> **Task directions**
Pictures stay out; everything else in the records below is copied exactly.

(Data entries)
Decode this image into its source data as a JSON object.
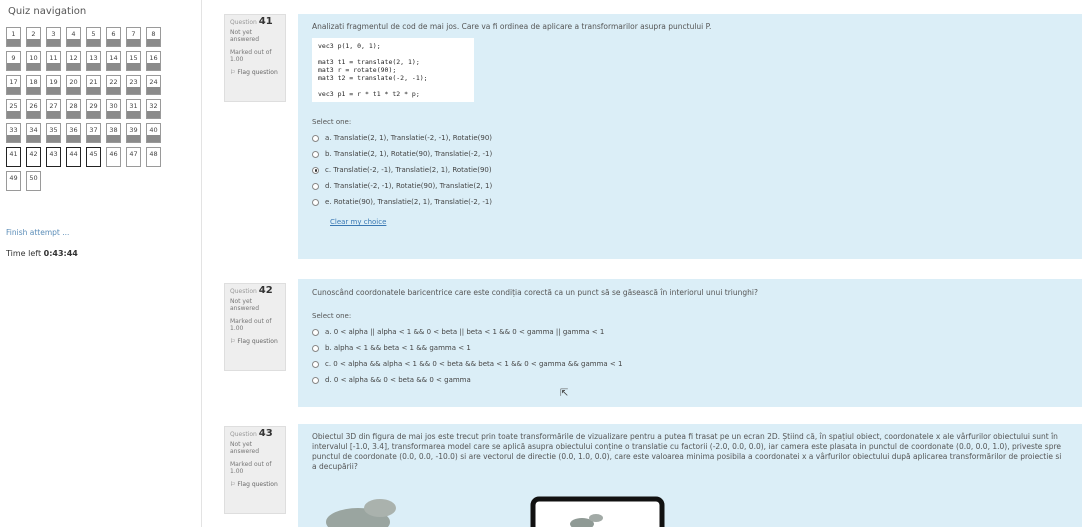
{
  "sidebar": {
    "title": "Quiz navigation",
    "buttons": [
      {
        "n": "1"
      },
      {
        "n": "2"
      },
      {
        "n": "3"
      },
      {
        "n": "4"
      },
      {
        "n": "5"
      },
      {
        "n": "6"
      },
      {
        "n": "7"
      },
      {
        "n": "8"
      },
      {
        "n": "9"
      },
      {
        "n": "10"
      },
      {
        "n": "11"
      },
      {
        "n": "12"
      },
      {
        "n": "13"
      },
      {
        "n": "14"
      },
      {
        "n": "15"
      },
      {
        "n": "16"
      },
      {
        "n": "17"
      },
      {
        "n": "18"
      },
      {
        "n": "19"
      },
      {
        "n": "20"
      },
      {
        "n": "21"
      },
      {
        "n": "22"
      },
      {
        "n": "23"
      },
      {
        "n": "24"
      },
      {
        "n": "25"
      },
      {
        "n": "26"
      },
      {
        "n": "27"
      },
      {
        "n": "28"
      },
      {
        "n": "29"
      },
      {
        "n": "30"
      },
      {
        "n": "31"
      },
      {
        "n": "32"
      },
      {
        "n": "33"
      },
      {
        "n": "34"
      },
      {
        "n": "35"
      },
      {
        "n": "36"
      },
      {
        "n": "37"
      },
      {
        "n": "38"
      },
      {
        "n": "39"
      },
      {
        "n": "40"
      },
      {
        "n": "41"
      },
      {
        "n": "42"
      },
      {
        "n": "43"
      },
      {
        "n": "44"
      },
      {
        "n": "45"
      },
      {
        "n": "46"
      },
      {
        "n": "47"
      },
      {
        "n": "48"
      },
      {
        "n": "49"
      },
      {
        "n": "50"
      }
    ],
    "finish_label": "Finish attempt ...",
    "time_left_label": "Time left",
    "time_left_value": "0:43:44"
  },
  "questions": [
    {
      "prefix": "Question",
      "number": "41",
      "state": "Not yet answered",
      "marked": "Marked out of 1.00",
      "flag": "Flag question",
      "text": "Analizati fragmentul de cod de mai jos. Care va fi ordinea de aplicare a transformarilor asupra punctului P.",
      "code": "vec3 p(1, 0, 1);\n\nmat3 t1 = translate(2, 1);\nmat3 r = rotate(90);\nmat3 t2 = translate(-2, -1);\n\nvec3 p1 = r * t1 * t2 * p;",
      "select_label": "Select one:",
      "options": [
        {
          "label": "a. Translatie(2, 1), Translatie(-2, -1), Rotatie(90)"
        },
        {
          "label": "b. Translatie(2, 1), Rotatie(90), Translatie(-2, -1)"
        },
        {
          "label": "c. Translatie(-2, -1), Translatie(2, 1), Rotatie(90)"
        },
        {
          "label": "d. Translatie(-2, -1), Rotatie(90), Translatie(2, 1)"
        },
        {
          "label": "e. Rotatie(90), Translatie(2, 1), Translatie(-2, -1)"
        }
      ],
      "clear_label": "Clear my choice"
    },
    {
      "prefix": "Question",
      "number": "42",
      "state": "Not yet answered",
      "marked": "Marked out of 1.00",
      "flag": "Flag question",
      "text": "Cunoscând coordonatele baricentrice care este condiția corectă ca un punct să se găsească în interiorul unui triunghi?",
      "select_label": "Select one:",
      "options": [
        {
          "label": "a. 0 < alpha || alpha < 1 && 0 < beta || beta < 1 && 0 < gamma || gamma < 1"
        },
        {
          "label": "b. alpha < 1 && beta < 1 && gamma < 1"
        },
        {
          "label": "c. 0 < alpha && alpha < 1 && 0 < beta && beta < 1 && 0 < gamma && gamma < 1"
        },
        {
          "label": "d. 0 < alpha && 0 < beta && 0 < gamma"
        }
      ]
    },
    {
      "prefix": "Question",
      "number": "43",
      "state": "Not yet answered",
      "marked": "Marked out of 1.00",
      "flag": "Flag question",
      "text": "Obiectul 3D din figura de mai jos este trecut prin toate transformările de vizualizare pentru a putea fi trasat pe un ecran 2D. Știind că, în spațiul obiect, coordonatele x ale vârfurilor obiectului sunt în intervalul [-1.0, 3.4], transformarea model care se aplică asupra obiectului conține o translatie cu factorii (-2.0, 0.0, 0.0), iar camera este plasata in punctul de coordonate (0.0, 0.0, 1.0), priveste spre punctul de coordonate (0.0, 0.0, -10.0) si are vectorul de directie (0.0, 1.0, 0.0), care este valoarea minima posibila a coordonatei x a vârfurilor obiectului după aplicarea transformărilor de proiectie si a decupării?"
    }
  ]
}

> **Answer in full**
Decode this image into its source data as a JSON object.
{
  "sidebar": {
    "title": "Quiz navigation",
    "buttons": [
      {
        "n": "1"
      },
      {
        "n": "2"
      },
      {
        "n": "3"
      },
      {
        "n": "4"
      },
      {
        "n": "5"
      },
      {
        "n": "6"
      },
      {
        "n": "7"
      },
      {
        "n": "8"
      },
      {
        "n": "9"
      },
      {
        "n": "10"
      },
      {
        "n": "11"
      },
      {
        "n": "12"
      },
      {
        "n": "13"
      },
      {
        "n": "14"
      },
      {
        "n": "15"
      },
      {
        "n": "16"
      },
      {
        "n": "17"
      },
      {
        "n": "18"
      },
      {
        "n": "19"
      },
      {
        "n": "20"
      },
      {
        "n": "21"
      },
      {
        "n": "22"
      },
      {
        "n": "23"
      },
      {
        "n": "24"
      },
      {
        "n": "25"
      },
      {
        "n": "26"
      },
      {
        "n": "27"
      },
      {
        "n": "28"
      },
      {
        "n": "29"
      },
      {
        "n": "30"
      },
      {
        "n": "31"
      },
      {
        "n": "32"
      },
      {
        "n": "33"
      },
      {
        "n": "34"
      },
      {
        "n": "35"
      },
      {
        "n": "36"
      },
      {
        "n": "37"
      },
      {
        "n": "38"
      },
      {
        "n": "39"
      },
      {
        "n": "40"
      },
      {
        "n": "41"
      },
      {
        "n": "42"
      },
      {
        "n": "43"
      },
      {
        "n": "44"
      },
      {
        "n": "45"
      },
      {
        "n": "46"
      },
      {
        "n": "47"
      },
      {
        "n": "48"
      },
      {
        "n": "49"
      },
      {
        "n": "50"
      }
    ],
    "finish_label": "Finish attempt ...",
    "time_left_label": "Time left",
    "time_left_value": "0:43:44"
  },
  "questions": [
    {
      "prefix": "Question",
      "number": "41",
      "state": "Not yet answered",
      "marked": "Marked out of 1.00",
      "flag": "Flag question",
      "text": "Analizati fragmentul de cod de mai jos. Care va fi ordinea de aplicare a transformarilor asupra punctului P.",
      "code": "vec3 p(1, 0, 1);\n\nmat3 t1 = translate(2, 1);\nmat3 r = rotate(90);\nmat3 t2 = translate(-2, -1);\n\nvec3 p1 = r * t1 * t2 * p;",
      "select_label": "Select one:",
      "options": [
        {
          "label": "a. Translatie(2, 1), Translatie(-2, -1), Rotatie(90)"
        },
        {
          "label": "b. Translatie(2, 1), Rotatie(90), Translatie(-2, -1)"
        },
        {
          "label": "c. Translatie(-2, -1), Translatie(2, 1), Rotatie(90)"
        },
        {
          "label": "d. Translatie(-2, -1), Rotatie(90), Translatie(2, 1)"
        },
        {
          "label": "e. Rotatie(90), Translatie(2, 1), Translatie(-2, -1)"
        }
      ],
      "clear_label": "Clear my choice"
    },
    {
      "prefix": "Question",
      "number": "42",
      "state": "Not yet answered",
      "marked": "Marked out of 1.00",
      "flag": "Flag question",
      "text": "Cunoscând coordonatele baricentrice care este condiția corectă ca un punct să se găsească în interiorul unui triunghi?",
      "select_label": "Select one:",
      "options": [
        {
          "label": "a. 0 < alpha || alpha < 1 && 0 < beta || beta < 1 && 0 < gamma || gamma < 1"
        },
        {
          "label": "b. alpha < 1 && beta < 1 && gamma < 1"
        },
        {
          "label": "c. 0 < alpha && alpha < 1 && 0 < beta && beta < 1 && 0 < gamma && gamma < 1"
        },
        {
          "label": "d. 0 < alpha && 0 < beta && 0 < gamma"
        }
      ]
    },
    {
      "prefix": "Question",
      "number": "43",
      "state": "Not yet answered",
      "marked": "Marked out of 1.00",
      "flag": "Flag question",
      "text": "Obiectul 3D din figura de mai jos este trecut prin toate transformările de vizualizare pentru a putea fi trasat pe un ecran 2D. Știind că, în spațiul obiect, coordonatele x ale vârfurilor obiectului sunt în intervalul [-1.0, 3.4], transformarea model care se aplică asupra obiectului conține o translatie cu factorii (-2.0, 0.0, 0.0), iar camera este plasata in punctul de coordonate (0.0, 0.0, 1.0), priveste spre punctul de coordonate (0.0, 0.0, -10.0) si are vectorul de directie (0.0, 1.0, 0.0), care este valoarea minima posibila a coordonatei x a vârfurilor obiectului după aplicarea transformărilor de proiectie si a decupării?"
    }
  ]
}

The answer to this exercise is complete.